§ PROBLEM STATEMENT: No images are to be carried over; print all other material exactly as it stands.

--- RECORDS SUPPLIED ---

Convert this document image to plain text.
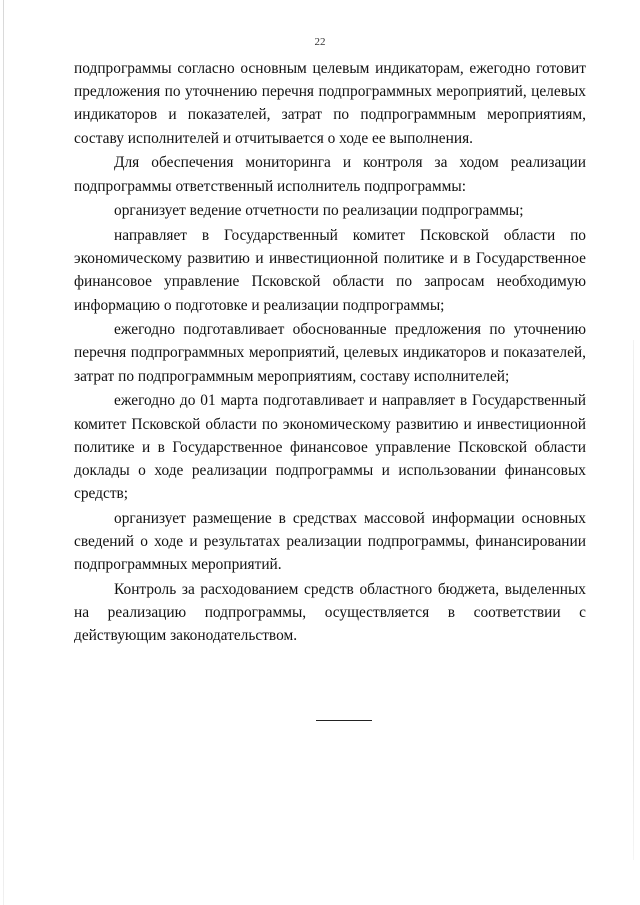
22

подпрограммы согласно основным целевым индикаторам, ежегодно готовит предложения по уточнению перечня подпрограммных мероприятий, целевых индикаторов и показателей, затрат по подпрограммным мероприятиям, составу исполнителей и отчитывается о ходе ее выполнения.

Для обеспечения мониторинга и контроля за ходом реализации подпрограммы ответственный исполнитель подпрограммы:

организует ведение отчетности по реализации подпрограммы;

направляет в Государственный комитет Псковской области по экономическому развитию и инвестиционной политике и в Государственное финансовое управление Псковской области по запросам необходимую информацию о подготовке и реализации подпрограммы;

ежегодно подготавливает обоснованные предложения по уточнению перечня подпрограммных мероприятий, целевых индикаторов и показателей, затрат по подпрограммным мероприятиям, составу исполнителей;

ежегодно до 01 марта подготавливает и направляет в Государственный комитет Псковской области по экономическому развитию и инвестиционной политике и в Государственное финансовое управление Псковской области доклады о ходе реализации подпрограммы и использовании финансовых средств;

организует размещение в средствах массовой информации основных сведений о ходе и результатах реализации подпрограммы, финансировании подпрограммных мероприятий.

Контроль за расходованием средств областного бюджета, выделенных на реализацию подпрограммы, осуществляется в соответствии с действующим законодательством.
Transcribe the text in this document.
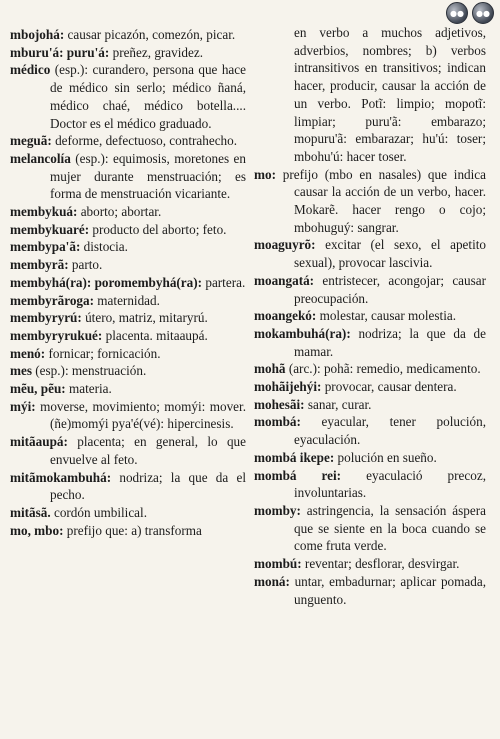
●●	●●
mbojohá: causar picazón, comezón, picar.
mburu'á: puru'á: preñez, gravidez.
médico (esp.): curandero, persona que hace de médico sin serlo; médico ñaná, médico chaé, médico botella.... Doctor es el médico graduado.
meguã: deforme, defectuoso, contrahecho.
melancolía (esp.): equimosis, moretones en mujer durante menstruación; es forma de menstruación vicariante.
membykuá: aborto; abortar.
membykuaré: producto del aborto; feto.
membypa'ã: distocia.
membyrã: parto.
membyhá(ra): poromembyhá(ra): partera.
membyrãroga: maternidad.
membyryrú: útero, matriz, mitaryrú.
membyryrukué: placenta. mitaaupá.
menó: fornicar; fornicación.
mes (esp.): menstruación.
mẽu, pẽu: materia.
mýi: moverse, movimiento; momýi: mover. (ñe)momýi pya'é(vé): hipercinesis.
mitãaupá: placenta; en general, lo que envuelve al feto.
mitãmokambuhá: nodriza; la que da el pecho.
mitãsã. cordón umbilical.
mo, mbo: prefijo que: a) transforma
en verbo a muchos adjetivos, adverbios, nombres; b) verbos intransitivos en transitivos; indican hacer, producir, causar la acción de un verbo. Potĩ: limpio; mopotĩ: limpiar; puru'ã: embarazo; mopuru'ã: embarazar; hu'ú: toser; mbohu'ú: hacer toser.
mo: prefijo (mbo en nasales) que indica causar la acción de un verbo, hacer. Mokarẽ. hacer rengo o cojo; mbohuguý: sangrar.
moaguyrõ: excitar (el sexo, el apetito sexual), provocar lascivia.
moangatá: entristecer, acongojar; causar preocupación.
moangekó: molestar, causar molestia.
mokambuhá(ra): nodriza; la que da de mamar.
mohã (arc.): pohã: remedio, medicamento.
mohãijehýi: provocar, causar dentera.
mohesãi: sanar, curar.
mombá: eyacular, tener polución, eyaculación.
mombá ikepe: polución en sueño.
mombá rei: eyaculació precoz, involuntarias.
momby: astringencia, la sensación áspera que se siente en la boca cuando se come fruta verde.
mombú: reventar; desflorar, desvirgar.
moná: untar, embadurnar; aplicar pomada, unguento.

---

§ RESPONSE:
Convert this document image to plain text.
22

подпрограммы согласно основным целевым индикаторам, ежегодно готовит предложения по уточнению перечня подпрограммных мероприятий, целевых индикаторов и показателей, затрат по подпрограммным мероприятиям, составу исполнителей и отчитывается о ходе ее выполнения.

Для обеспечения мониторинга и контроля за ходом реализации подпрограммы ответственный исполнитель подпрограммы:

организует ведение отчетности по реализации подпрограммы;

направляет в Государственный комитет Псковской области по экономическому развитию и инвестиционной политике и в Государственное финансовое управление Псковской области по запросам необходимую информацию о подготовке и реализации подпрограммы;

ежегодно подготавливает обоснованные предложения по уточнению перечня подпрограммных мероприятий, целевых индикаторов и показателей, затрат по подпрограммным мероприятиям, составу исполнителей;

ежегодно до 01 марта подготавливает и направляет в Государственный комитет Псковской области по экономическому развитию и инвестиционной политике и в Государственное финансовое управление Псковской области доклады о ходе реализации подпрограммы и использовании финансовых средств;

организует размещение в средствах массовой информации основных сведений о ходе и результатах реализации подпрограммы, финансировании подпрограммных мероприятий.

Контроль за расходованием средств областного бюджета, выделенных на реализацию подпрограммы, осуществляется в соответствии с действующим законодательством.
Transcribe the text in this document.
●●	●●
mbojohá: causar picazón, comezón, picar.
mburu'á: puru'á: preñez, gravidez.
médico (esp.): curandero, persona que hace de médico sin serlo; médico ñaná, médico chaé, médico botella.... Doctor es el médico graduado.
meguã: deforme, defectuoso, contrahecho.
melancolía (esp.): equimosis, moretones en mujer durante menstruación; es forma de menstruación vicariante.
membykuá: aborto; abortar.
membykuaré: producto del aborto; feto.
membypa'ã: distocia.
membyrã: parto.
membyhá(ra): poromembyhá(ra): partera.
membyrãroga: maternidad.
membyryrú: útero, matriz, mitaryrú.
membyryrukué: placenta. mitaaupá.
menó: fornicar; fornicación.
mes (esp.): menstruación.
mẽu, pẽu: materia.
mýi: moverse, movimiento; momýi: mover. (ñe)momýi pya'é(vé): hipercinesis.
mitãaupá: placenta; en general, lo que envuelve al feto.
mitãmokambuhá: nodriza; la que da el pecho.
mitãsã. cordón umbilical.
mo, mbo: prefijo que: a) transforma
en verbo a muchos adjetivos, adverbios, nombres; b) verbos intransitivos en transitivos; indican hacer, producir, causar la acción de un verbo. Potĩ: limpio; mopotĩ: limpiar; puru'ã: embarazo; mopuru'ã: embarazar; hu'ú: toser; mbohu'ú: hacer toser.
mo: prefijo (mbo en nasales) que indica causar la acción de un verbo, hacer. Mokarẽ. hacer rengo o cojo; mbohuguý: sangrar.
moaguyrõ: excitar (el sexo, el apetito sexual), provocar lascivia.
moangatá: entristecer, acongojar; causar preocupación.
moangekó: molestar, causar molestia.
mokambuhá(ra): nodriza; la que da de mamar.
mohã (arc.): pohã: remedio, medicamento.
mohãijehýi: provocar, causar dentera.
mohesãi: sanar, curar.
mombá: eyacular, tener polución, eyaculación.
mombá ikepe: polución en sueño.
mombá rei: eyaculació precoz, involuntarias.
momby: astringencia, la sensación áspera que se siente en la boca cuando se come fruta verde.
mombú: reventar; desflorar, desvirgar.
moná: untar, embadurnar; aplicar pomada, unguento.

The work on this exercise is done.